::: Extracted entries
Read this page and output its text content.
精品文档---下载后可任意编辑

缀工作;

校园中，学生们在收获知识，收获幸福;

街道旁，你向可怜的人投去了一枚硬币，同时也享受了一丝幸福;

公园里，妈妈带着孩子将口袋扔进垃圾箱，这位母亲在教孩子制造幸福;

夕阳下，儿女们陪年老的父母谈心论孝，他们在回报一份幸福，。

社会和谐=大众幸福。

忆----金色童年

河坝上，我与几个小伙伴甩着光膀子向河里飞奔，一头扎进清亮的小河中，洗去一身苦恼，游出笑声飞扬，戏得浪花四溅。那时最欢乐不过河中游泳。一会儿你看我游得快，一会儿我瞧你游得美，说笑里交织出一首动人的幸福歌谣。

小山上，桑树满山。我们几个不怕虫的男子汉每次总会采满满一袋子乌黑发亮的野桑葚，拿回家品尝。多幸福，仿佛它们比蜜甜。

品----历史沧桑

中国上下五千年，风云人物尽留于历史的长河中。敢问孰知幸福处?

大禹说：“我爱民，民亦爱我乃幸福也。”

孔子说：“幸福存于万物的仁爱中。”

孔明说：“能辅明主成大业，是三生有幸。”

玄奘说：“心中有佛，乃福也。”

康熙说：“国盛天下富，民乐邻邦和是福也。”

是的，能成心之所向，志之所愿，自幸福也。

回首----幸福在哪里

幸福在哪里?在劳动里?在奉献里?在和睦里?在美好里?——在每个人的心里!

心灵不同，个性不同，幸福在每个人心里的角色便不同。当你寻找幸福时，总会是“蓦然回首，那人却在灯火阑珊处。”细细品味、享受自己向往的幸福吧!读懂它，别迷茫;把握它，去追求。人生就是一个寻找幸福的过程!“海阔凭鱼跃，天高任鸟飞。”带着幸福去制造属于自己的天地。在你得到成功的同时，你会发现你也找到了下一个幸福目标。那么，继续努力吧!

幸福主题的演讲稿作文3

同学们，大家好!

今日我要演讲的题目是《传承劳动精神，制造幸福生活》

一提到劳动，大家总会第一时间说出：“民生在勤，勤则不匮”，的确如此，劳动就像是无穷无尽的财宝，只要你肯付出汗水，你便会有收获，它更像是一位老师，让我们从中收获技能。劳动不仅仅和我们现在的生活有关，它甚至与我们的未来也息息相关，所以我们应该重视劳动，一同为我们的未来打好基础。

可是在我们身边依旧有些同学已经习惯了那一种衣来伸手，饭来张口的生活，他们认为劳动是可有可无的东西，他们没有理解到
::::::
Task objective: Copy all of the data. Keep every word exactly as it is.

Exercise output:
Read this page and output its text content.
精品文档---下载后可任意编辑

缀工作;

校园中，学生们在收获知识，收获幸福;

街道旁，你向可怜的人投去了一枚硬币，同时也享受了一丝幸福;

公园里，妈妈带着孩子将口袋扔进垃圾箱，这位母亲在教孩子制造幸福;

夕阳下，儿女们陪年老的父母谈心论孝，他们在回报一份幸福，。

社会和谐=大众幸福。

忆----金色童年

河坝上，我与几个小伙伴甩着光膀子向河里飞奔，一头扎进清亮的小河中，洗去一身苦恼，游出笑声飞扬，戏得浪花四溅。那时最欢乐不过河中游泳。一会儿你看我游得快，一会儿我瞧你游得美，说笑里交织出一首动人的幸福歌谣。

小山上，桑树满山。我们几个不怕虫的男子汉每次总会采满满一袋子乌黑发亮的野桑葚，拿回家品尝。多幸福，仿佛它们比蜜甜。

品----历史沧桑

中国上下五千年，风云人物尽留于历史的长河中。敢问孰知幸福处?

大禹说：“我爱民，民亦爱我乃幸福也。”

孔子说：“幸福存于万物的仁爱中。”

孔明说：“能辅明主成大业，是三生有幸。”

玄奘说：“心中有佛，乃福也。”

康熙说：“国盛天下富，民乐邻邦和是福也。”

是的，能成心之所向，志之所愿，自幸福也。

回首----幸福在哪里

幸福在哪里?在劳动里?在奉献里?在和睦里?在美好里?——在每个人的心里!

心灵不同，个性不同，幸福在每个人心里的角色便不同。当你寻找幸福时，总会是“蓦然回首，那人却在灯火阑珊处。”细细品味、享受自己向往的幸福吧!读懂它，别迷茫;把握它，去追求。人生就是一个寻找幸福的过程!“海阔凭鱼跃，天高任鸟飞。”带着幸福去制造属于自己的天地。在你得到成功的同时，你会发现你也找到了下一个幸福目标。那么，继续努力吧!

幸福主题的演讲稿作文3

同学们，大家好!

今日我要演讲的题目是《传承劳动精神，制造幸福生活》

一提到劳动，大家总会第一时间说出：“民生在勤，勤则不匮”，的确如此，劳动就像是无穷无尽的财宝，只要你肯付出汗水，你便会有收获，它更像是一位老师，让我们从中收获技能。劳动不仅仅和我们现在的生活有关，它甚至与我们的未来也息息相关，所以我们应该重视劳动，一同为我们的未来打好基础。

可是在我们身边依旧有些同学已经习惯了那一种衣来伸手，饭来张口的生活，他们认为劳动是可有可无的东西，他们没有理解到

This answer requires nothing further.